**Given data**
## start

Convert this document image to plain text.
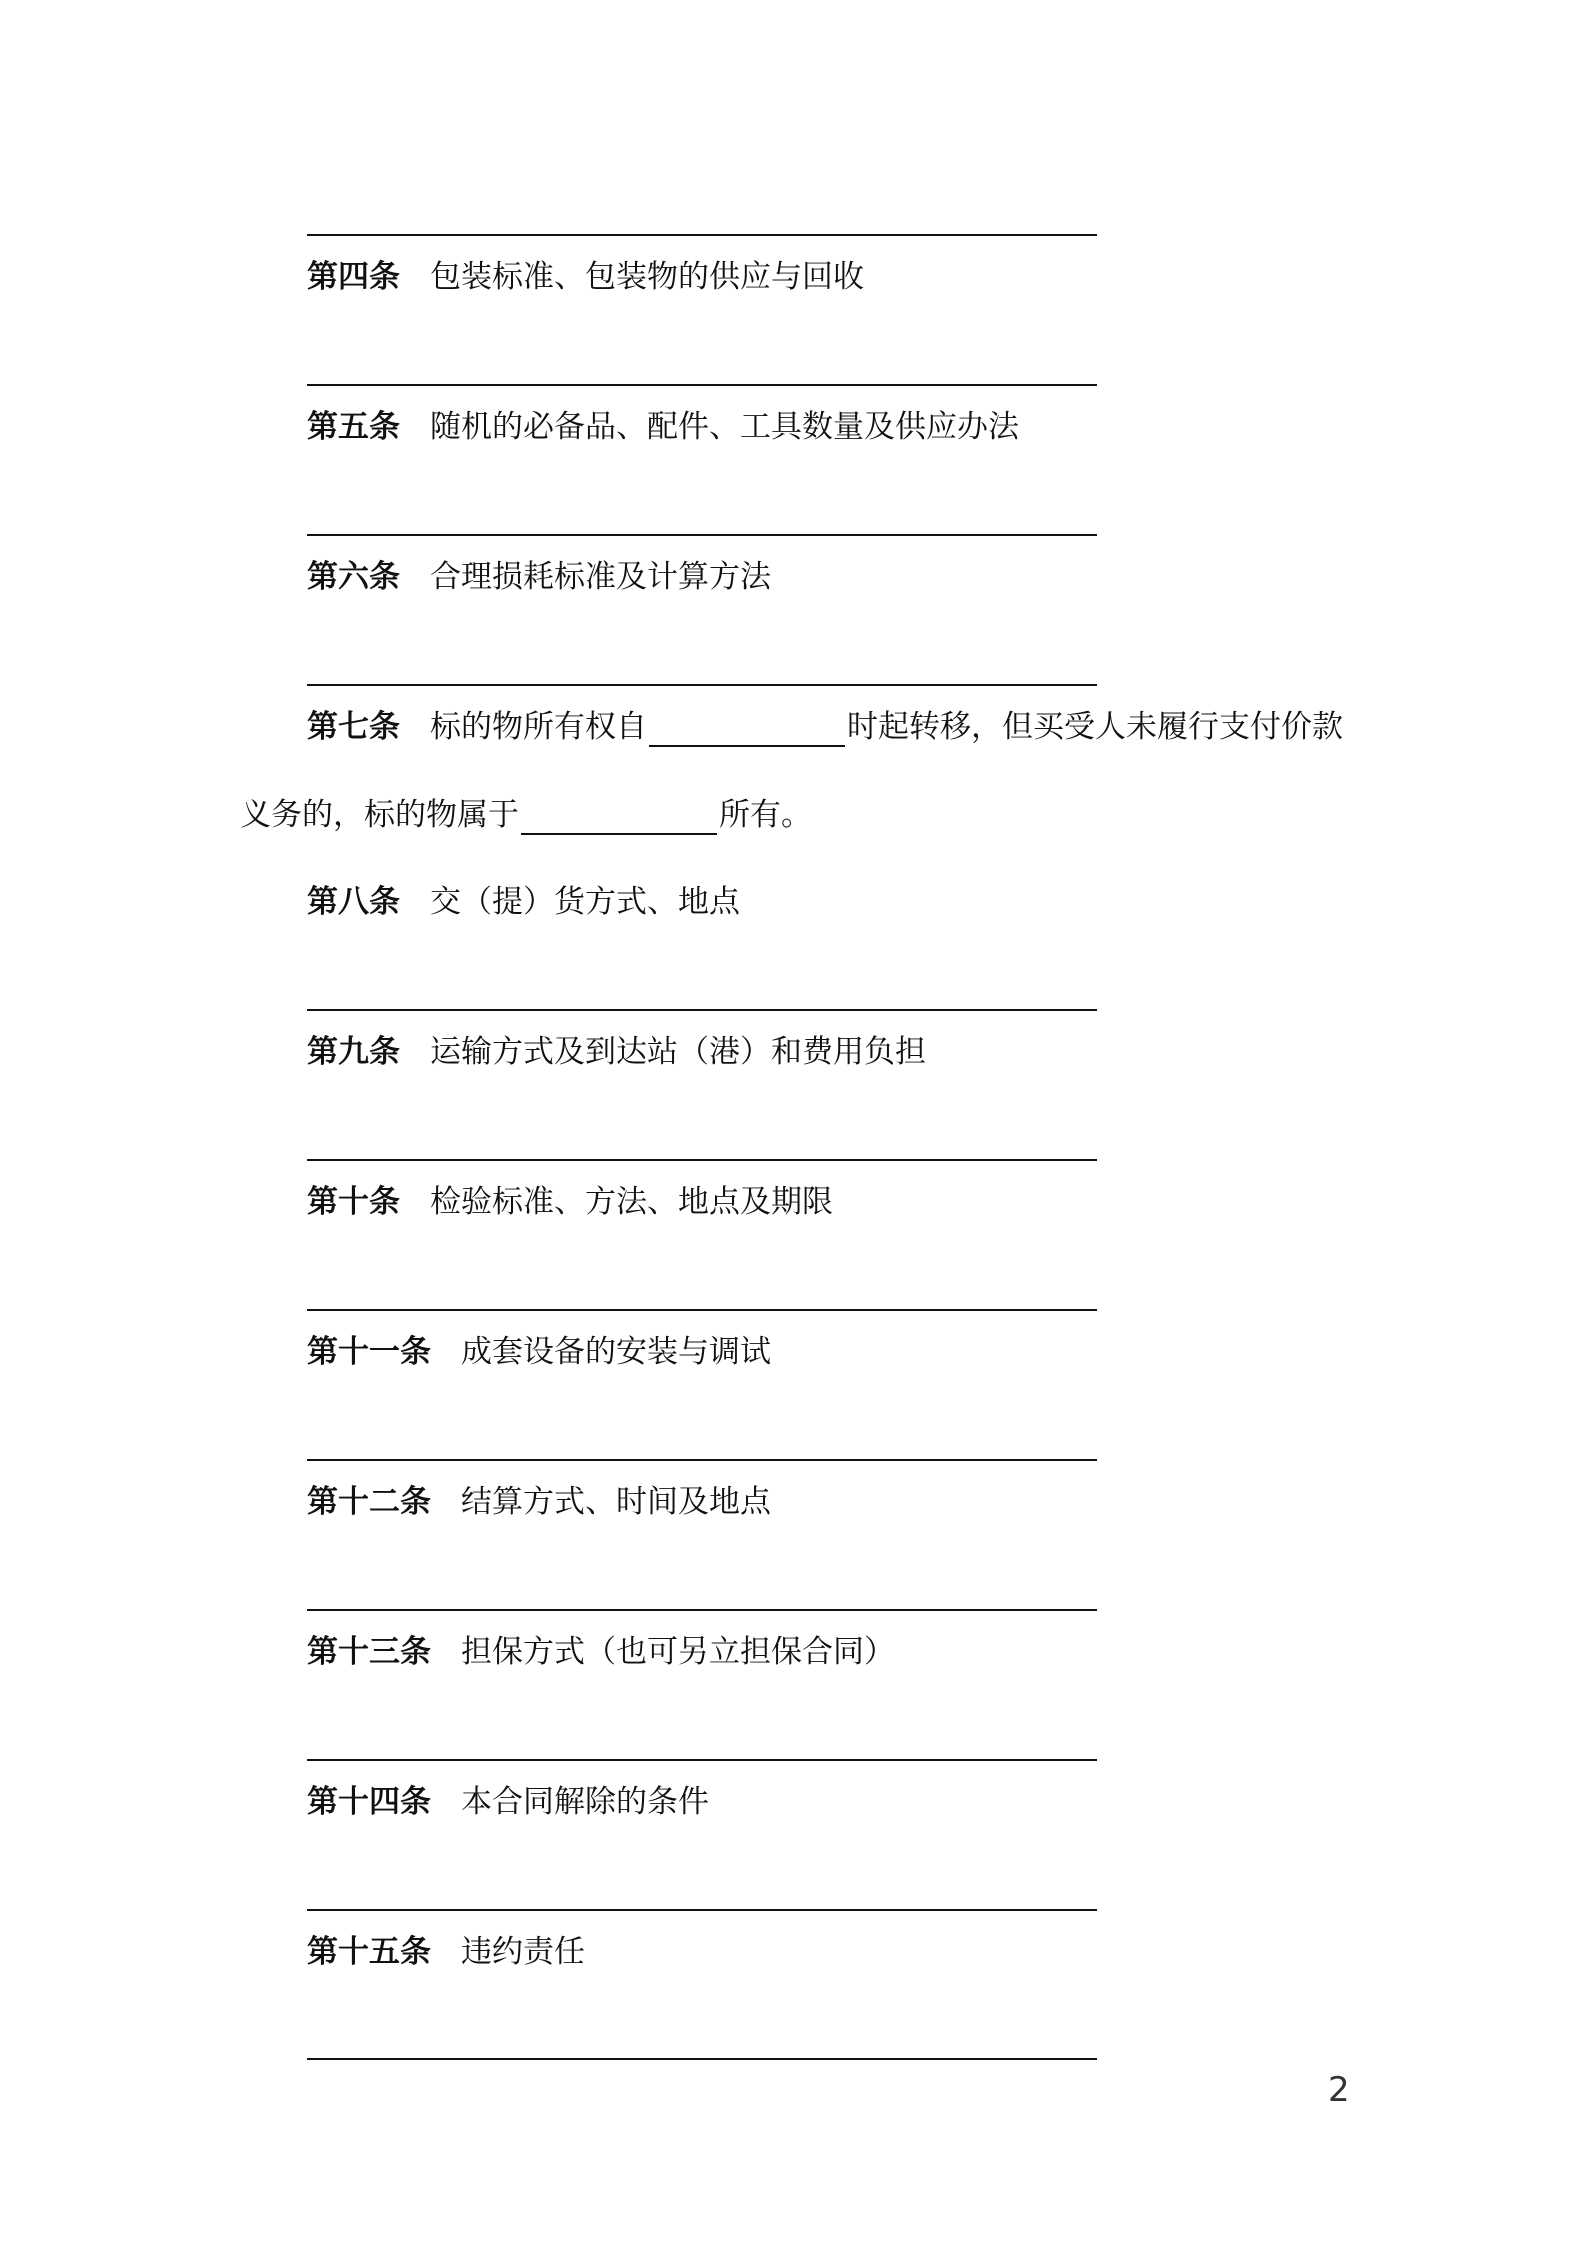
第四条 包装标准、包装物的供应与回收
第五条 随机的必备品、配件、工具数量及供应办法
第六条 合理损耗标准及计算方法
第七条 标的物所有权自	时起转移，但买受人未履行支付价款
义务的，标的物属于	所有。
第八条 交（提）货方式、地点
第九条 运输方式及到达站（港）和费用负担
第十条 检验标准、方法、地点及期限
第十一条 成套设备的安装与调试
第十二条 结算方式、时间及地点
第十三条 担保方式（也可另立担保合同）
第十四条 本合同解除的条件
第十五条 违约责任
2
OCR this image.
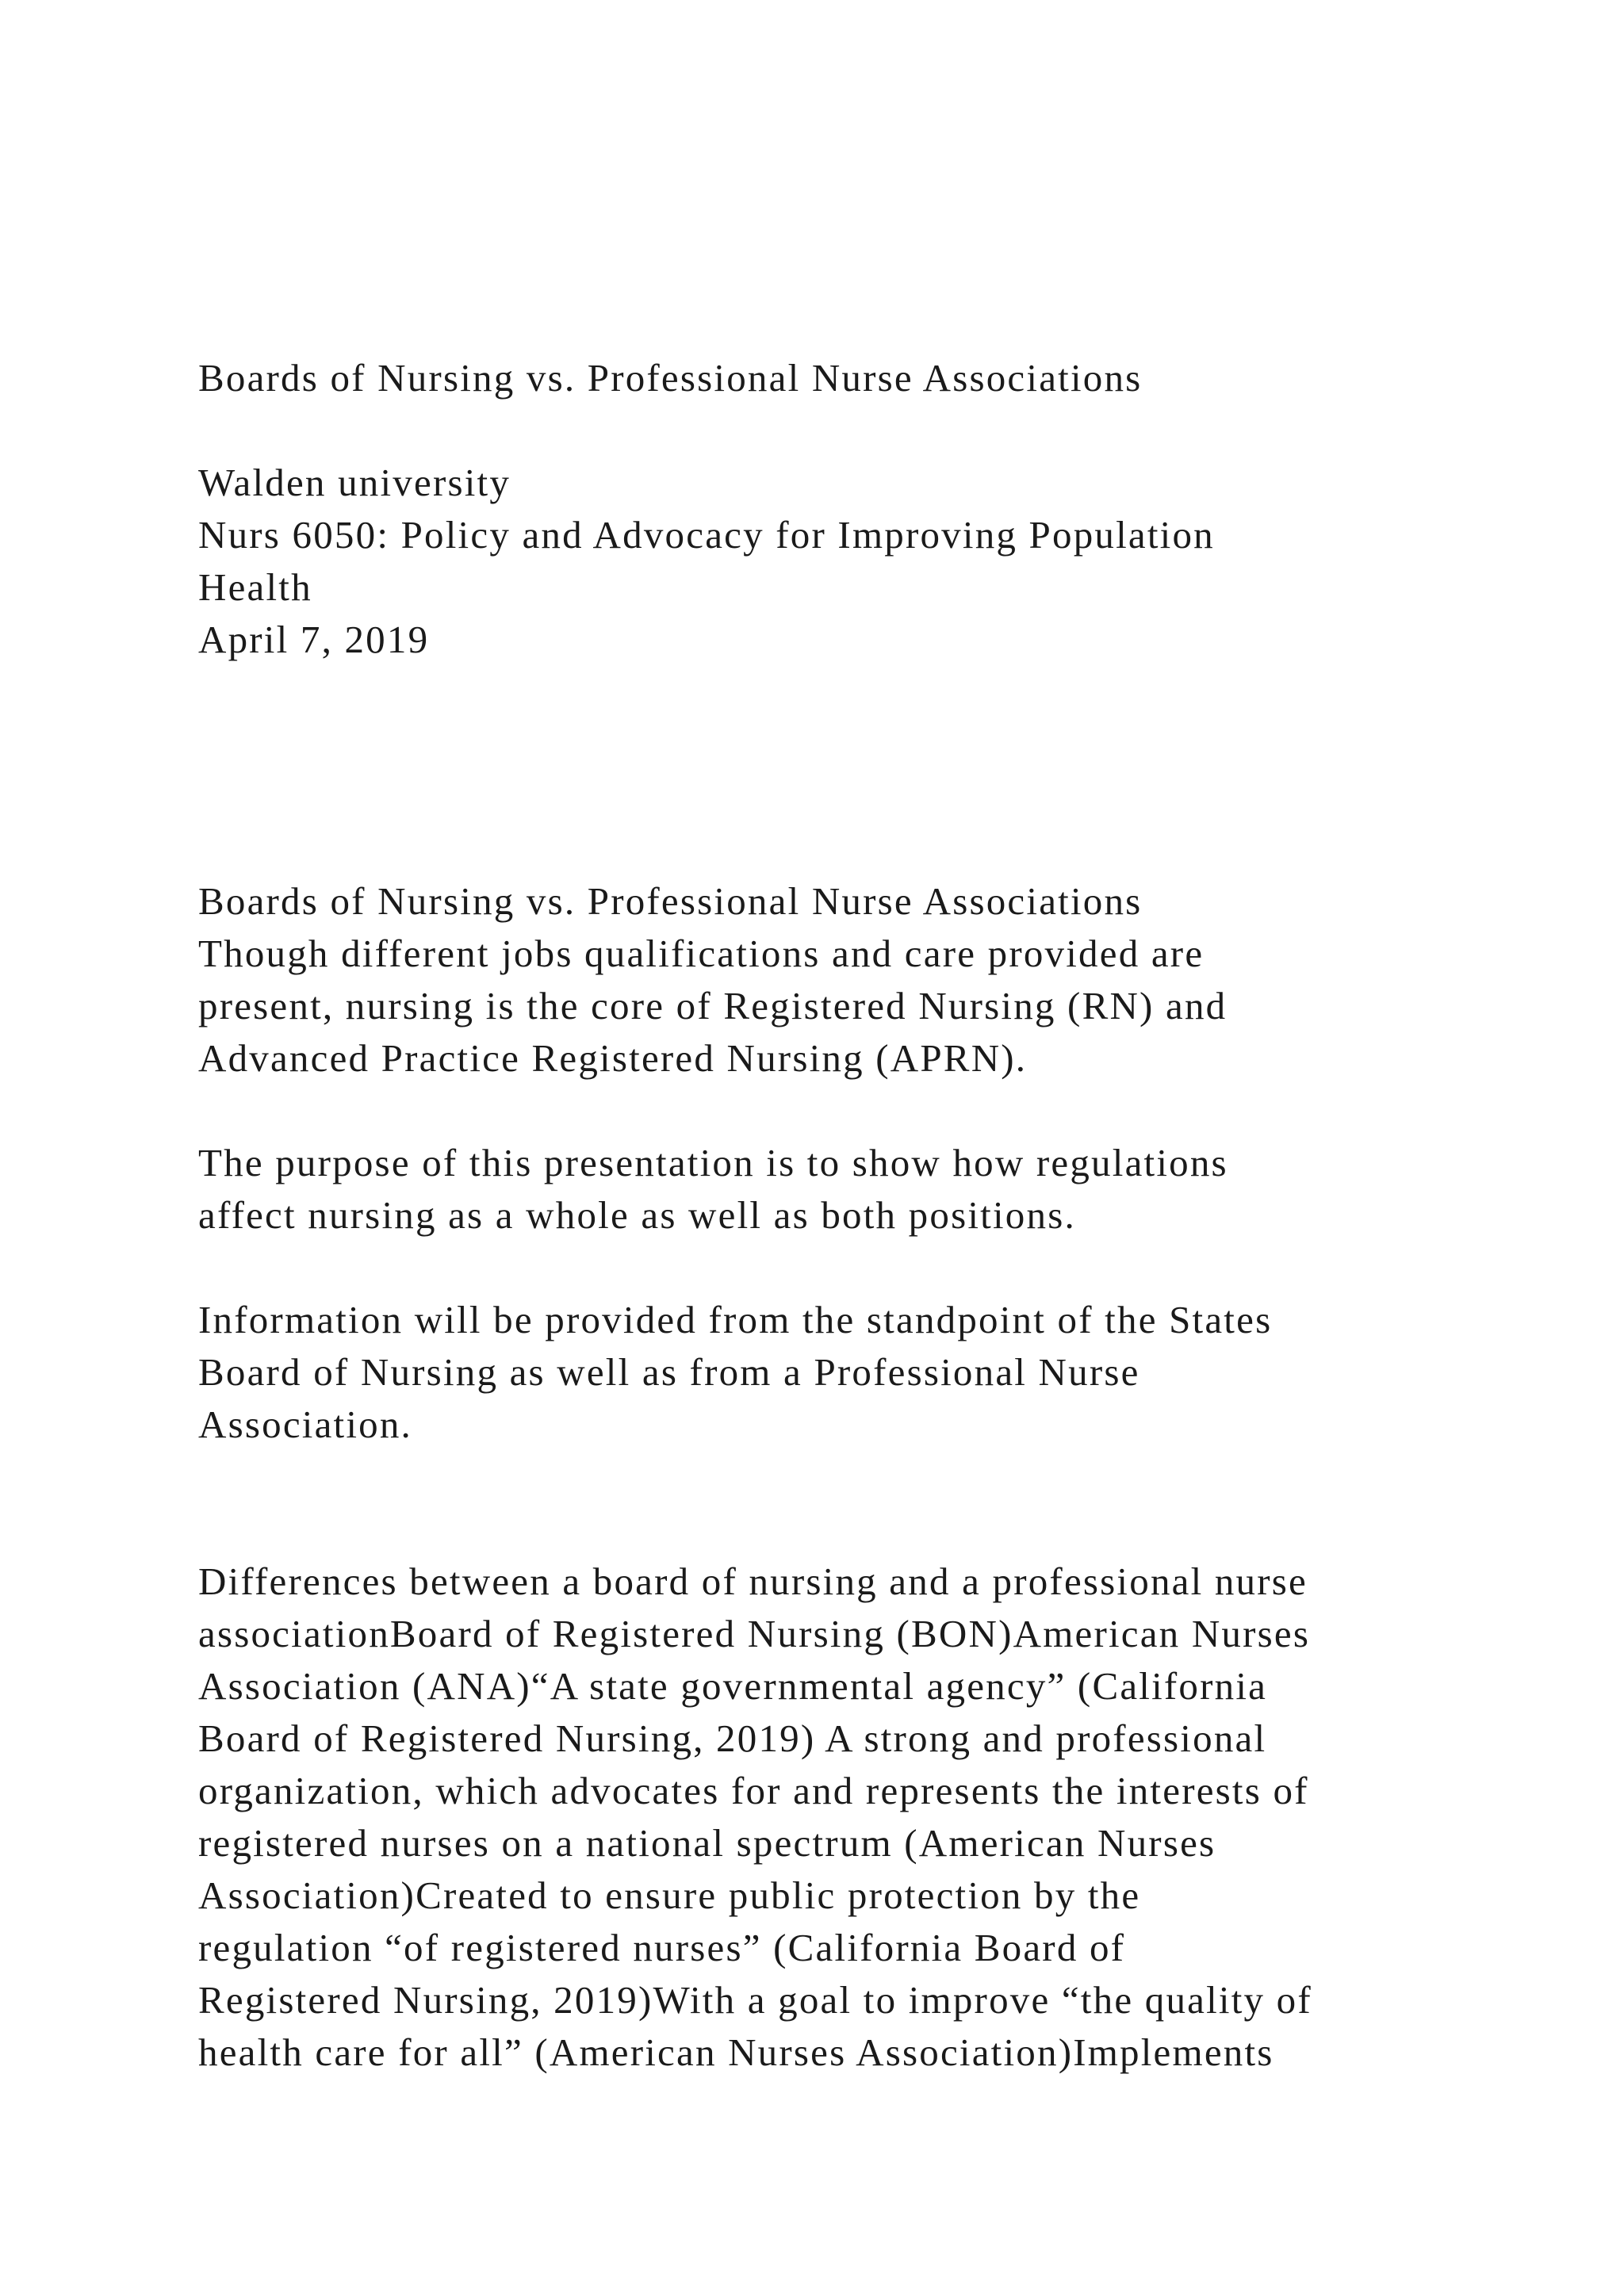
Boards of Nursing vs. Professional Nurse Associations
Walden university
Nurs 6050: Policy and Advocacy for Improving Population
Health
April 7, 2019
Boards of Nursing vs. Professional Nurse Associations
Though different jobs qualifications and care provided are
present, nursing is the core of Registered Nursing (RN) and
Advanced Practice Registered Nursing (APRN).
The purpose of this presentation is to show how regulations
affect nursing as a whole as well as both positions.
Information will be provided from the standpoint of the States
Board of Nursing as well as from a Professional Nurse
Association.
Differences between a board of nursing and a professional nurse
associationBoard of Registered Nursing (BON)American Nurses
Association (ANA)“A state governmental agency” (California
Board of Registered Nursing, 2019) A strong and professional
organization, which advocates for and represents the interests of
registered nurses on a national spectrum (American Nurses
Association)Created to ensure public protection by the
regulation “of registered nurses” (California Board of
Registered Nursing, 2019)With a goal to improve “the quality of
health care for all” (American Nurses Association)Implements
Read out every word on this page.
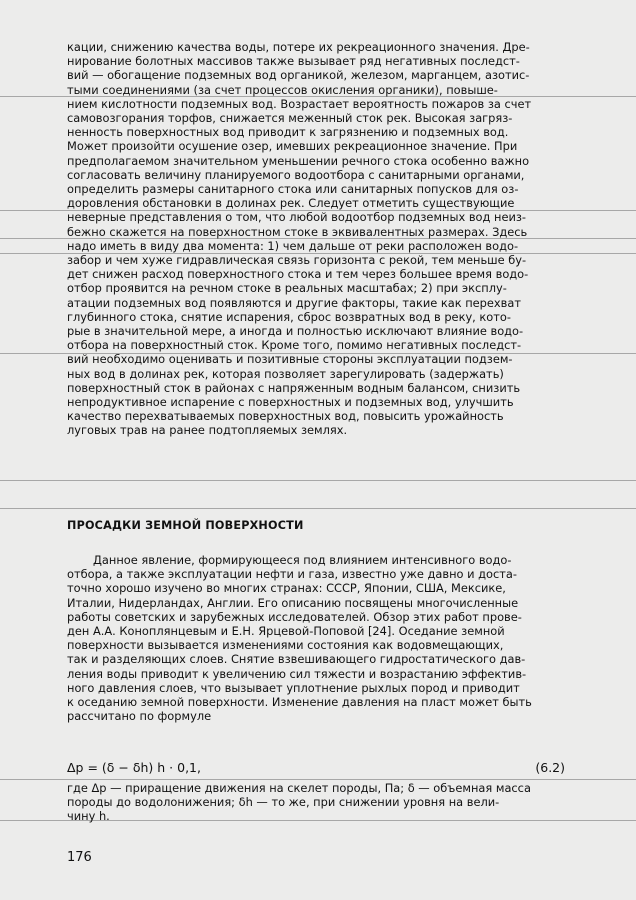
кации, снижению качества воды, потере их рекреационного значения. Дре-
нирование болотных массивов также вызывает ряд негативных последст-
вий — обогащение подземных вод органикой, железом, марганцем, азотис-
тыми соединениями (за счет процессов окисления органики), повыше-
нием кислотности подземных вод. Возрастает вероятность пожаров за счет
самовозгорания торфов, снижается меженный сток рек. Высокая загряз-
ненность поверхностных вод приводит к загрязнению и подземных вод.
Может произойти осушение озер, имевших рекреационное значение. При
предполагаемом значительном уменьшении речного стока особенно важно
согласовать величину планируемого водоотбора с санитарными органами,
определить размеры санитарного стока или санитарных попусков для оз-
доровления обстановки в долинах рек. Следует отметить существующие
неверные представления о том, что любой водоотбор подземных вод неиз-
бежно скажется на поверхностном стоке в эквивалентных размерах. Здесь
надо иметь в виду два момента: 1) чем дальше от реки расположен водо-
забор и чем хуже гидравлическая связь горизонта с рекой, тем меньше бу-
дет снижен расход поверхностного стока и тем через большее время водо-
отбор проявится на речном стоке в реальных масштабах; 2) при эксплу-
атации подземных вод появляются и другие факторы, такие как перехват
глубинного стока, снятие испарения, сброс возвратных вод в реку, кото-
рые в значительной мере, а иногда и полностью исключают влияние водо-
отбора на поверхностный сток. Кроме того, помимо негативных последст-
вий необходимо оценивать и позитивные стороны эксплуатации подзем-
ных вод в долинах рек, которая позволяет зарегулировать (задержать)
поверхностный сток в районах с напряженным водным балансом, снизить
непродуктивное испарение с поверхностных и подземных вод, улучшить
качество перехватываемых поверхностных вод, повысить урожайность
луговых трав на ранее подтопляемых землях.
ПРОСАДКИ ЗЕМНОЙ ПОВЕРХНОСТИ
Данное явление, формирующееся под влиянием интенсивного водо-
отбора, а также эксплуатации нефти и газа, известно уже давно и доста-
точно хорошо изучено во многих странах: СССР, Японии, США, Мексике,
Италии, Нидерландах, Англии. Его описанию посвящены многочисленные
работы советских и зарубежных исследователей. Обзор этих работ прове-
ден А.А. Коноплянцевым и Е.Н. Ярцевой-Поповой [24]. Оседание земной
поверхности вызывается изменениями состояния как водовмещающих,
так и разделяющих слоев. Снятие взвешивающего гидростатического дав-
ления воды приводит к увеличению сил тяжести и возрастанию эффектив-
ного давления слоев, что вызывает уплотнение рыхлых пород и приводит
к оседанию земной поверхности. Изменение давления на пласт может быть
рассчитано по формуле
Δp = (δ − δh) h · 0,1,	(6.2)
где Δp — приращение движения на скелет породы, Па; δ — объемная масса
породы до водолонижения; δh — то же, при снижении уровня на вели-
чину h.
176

## end

**Requirements**
Counting only lines of the data above that hold "стоке", report the total and nothing else.

**Exercise result**
2